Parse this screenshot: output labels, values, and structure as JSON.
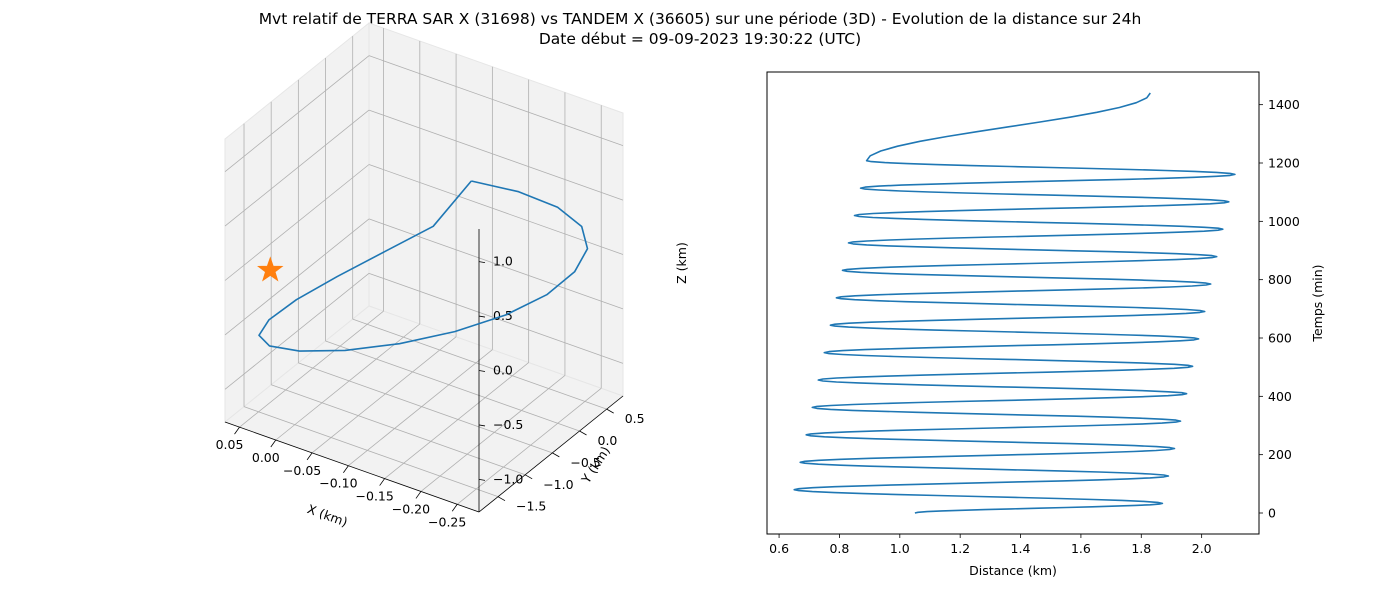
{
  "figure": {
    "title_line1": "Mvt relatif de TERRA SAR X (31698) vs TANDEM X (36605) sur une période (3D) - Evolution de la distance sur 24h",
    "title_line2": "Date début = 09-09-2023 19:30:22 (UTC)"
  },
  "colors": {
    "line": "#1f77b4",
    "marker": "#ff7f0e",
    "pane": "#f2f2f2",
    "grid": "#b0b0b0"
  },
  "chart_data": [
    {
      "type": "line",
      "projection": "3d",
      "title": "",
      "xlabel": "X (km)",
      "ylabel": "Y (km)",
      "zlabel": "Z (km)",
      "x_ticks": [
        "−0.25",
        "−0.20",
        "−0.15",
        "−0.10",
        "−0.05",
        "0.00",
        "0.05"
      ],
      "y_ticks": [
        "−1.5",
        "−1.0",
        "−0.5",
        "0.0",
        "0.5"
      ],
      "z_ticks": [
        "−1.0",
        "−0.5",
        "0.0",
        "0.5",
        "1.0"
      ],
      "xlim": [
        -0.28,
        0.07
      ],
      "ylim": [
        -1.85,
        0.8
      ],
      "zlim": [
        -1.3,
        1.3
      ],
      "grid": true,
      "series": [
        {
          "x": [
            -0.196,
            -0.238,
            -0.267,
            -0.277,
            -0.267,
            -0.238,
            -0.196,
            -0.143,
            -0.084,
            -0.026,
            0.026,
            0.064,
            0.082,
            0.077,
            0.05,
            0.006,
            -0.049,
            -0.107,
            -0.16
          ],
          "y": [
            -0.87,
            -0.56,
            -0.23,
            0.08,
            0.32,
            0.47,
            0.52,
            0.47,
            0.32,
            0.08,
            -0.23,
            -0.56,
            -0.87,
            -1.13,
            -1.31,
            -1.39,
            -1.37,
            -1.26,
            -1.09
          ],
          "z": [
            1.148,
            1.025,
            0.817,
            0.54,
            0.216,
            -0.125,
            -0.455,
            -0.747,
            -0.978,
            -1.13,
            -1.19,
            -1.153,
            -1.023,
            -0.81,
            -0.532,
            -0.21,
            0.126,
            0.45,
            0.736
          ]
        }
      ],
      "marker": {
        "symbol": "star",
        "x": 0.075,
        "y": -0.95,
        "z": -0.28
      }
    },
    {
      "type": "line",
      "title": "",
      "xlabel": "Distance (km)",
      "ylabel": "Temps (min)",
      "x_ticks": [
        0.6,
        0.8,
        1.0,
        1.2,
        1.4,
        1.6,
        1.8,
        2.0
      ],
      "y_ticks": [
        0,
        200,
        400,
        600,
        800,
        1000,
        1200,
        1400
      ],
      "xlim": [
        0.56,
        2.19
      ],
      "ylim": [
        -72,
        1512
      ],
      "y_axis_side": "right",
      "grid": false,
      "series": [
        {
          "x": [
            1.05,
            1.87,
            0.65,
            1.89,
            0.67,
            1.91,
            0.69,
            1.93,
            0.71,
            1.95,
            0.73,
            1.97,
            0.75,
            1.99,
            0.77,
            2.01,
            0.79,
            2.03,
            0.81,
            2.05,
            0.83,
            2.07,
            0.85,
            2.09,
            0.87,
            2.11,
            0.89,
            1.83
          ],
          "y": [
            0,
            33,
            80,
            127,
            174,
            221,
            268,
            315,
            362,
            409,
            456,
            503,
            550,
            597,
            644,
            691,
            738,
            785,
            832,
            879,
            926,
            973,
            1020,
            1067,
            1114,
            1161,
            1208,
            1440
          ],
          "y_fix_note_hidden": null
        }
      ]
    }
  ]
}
#####
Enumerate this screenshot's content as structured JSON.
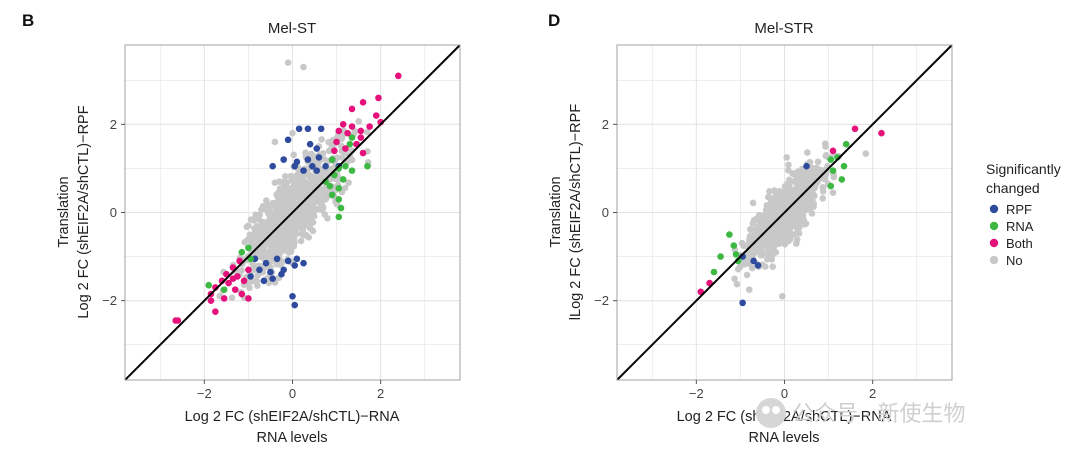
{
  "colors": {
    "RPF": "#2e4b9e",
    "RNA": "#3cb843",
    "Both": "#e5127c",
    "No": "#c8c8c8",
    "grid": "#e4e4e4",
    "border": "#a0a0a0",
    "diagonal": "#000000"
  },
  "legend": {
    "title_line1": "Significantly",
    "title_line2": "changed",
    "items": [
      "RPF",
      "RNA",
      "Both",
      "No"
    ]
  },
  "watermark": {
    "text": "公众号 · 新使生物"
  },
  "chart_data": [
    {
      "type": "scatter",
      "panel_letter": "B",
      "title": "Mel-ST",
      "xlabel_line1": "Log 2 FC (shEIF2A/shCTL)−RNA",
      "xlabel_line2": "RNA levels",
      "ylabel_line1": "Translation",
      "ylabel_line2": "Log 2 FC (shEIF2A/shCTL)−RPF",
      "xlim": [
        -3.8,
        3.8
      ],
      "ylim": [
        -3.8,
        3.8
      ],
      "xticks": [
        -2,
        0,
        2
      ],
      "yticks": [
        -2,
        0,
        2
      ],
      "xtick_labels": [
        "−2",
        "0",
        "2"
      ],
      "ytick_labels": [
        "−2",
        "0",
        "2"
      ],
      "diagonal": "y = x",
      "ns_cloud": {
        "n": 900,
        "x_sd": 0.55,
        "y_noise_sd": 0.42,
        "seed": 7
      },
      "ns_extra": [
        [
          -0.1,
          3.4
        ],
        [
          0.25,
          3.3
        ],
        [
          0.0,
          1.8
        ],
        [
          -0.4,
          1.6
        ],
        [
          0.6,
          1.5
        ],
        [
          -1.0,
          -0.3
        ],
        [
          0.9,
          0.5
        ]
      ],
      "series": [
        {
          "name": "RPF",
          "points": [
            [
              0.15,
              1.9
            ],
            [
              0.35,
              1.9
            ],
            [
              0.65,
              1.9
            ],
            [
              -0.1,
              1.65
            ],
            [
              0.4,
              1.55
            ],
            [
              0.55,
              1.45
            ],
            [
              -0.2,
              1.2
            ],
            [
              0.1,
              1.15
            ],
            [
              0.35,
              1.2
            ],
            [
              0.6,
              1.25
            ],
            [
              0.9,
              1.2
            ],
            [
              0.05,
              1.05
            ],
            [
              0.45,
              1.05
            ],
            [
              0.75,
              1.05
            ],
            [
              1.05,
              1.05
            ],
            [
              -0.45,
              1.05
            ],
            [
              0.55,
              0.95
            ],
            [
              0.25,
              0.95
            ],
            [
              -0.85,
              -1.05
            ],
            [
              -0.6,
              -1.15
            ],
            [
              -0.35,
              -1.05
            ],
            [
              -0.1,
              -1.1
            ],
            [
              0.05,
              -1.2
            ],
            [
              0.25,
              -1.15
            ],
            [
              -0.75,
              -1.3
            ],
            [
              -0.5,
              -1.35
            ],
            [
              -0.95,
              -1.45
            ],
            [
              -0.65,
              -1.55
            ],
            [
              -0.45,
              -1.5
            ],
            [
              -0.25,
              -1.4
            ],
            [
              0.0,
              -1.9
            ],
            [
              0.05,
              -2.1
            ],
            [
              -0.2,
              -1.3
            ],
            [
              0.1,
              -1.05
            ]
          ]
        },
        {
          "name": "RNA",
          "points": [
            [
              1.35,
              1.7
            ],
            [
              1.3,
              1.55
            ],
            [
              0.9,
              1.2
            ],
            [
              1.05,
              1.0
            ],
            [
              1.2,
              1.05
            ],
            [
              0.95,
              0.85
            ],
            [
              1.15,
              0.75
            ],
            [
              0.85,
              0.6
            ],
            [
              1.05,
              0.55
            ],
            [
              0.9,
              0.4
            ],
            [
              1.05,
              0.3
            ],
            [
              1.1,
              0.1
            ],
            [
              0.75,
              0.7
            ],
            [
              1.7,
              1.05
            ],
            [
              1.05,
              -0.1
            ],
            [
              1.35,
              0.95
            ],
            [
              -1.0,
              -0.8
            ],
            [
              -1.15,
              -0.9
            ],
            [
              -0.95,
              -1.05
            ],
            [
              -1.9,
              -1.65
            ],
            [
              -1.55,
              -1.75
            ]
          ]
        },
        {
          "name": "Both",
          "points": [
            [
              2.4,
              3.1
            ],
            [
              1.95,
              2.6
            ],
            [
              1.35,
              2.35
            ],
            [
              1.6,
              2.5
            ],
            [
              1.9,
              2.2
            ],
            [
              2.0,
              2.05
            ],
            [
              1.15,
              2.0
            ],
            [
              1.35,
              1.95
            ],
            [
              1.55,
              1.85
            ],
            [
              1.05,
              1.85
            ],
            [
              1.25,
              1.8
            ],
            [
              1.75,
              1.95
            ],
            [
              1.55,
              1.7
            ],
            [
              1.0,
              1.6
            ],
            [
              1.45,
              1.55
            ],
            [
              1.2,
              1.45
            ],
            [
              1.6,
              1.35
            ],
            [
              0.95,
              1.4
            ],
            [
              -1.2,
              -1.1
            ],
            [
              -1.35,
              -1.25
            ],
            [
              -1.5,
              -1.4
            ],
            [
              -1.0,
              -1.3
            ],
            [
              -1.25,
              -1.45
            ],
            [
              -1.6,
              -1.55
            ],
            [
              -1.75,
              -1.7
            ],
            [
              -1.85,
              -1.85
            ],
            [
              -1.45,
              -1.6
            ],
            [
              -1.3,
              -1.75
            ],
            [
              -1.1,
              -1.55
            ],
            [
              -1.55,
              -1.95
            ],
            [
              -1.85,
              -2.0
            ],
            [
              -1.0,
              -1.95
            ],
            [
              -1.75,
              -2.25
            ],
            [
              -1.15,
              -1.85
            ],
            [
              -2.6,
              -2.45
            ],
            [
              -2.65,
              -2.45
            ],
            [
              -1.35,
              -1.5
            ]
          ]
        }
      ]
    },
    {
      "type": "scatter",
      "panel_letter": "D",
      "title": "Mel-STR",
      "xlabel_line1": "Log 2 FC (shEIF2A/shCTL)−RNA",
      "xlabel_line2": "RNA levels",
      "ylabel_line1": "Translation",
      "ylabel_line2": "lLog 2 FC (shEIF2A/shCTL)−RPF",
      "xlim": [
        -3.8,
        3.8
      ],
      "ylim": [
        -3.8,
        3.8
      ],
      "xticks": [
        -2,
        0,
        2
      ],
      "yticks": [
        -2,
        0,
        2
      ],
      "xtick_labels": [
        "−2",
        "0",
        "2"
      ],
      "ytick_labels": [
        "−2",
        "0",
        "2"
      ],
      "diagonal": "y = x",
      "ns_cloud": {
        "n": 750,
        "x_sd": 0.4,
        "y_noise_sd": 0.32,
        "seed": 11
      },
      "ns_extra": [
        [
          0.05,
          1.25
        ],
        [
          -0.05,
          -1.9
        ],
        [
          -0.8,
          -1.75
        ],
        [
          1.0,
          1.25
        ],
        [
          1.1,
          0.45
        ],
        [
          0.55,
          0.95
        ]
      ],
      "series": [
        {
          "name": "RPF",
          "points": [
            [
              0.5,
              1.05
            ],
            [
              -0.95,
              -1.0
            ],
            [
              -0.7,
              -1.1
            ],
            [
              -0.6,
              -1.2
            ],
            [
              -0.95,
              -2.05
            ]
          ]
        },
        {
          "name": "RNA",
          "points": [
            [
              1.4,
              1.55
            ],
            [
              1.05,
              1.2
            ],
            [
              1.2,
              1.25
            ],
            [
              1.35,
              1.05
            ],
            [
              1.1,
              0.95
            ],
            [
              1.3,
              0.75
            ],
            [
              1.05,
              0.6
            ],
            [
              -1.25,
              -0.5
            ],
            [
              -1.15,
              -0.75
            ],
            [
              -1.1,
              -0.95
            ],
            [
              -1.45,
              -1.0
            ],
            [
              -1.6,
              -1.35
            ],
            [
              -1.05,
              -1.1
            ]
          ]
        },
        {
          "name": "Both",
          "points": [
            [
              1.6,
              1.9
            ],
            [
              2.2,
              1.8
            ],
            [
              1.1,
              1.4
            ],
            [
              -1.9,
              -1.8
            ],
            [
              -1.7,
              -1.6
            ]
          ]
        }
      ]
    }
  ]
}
#####
What you need to do → Identify the lines that hold the word "shCTL". Copy every one of them.

Task response →
      "xlabel_line1": "Log 2 FC (shEIF2A/shCTL)−RNA",
      "ylabel_line2": "Log 2 FC (shEIF2A/shCTL)−RPF",
      "xlabel_line1": "Log 2 FC (shEIF2A/shCTL)−RNA",
      "ylabel_line2": "lLog 2 FC (shEIF2A/shCTL)−RPF",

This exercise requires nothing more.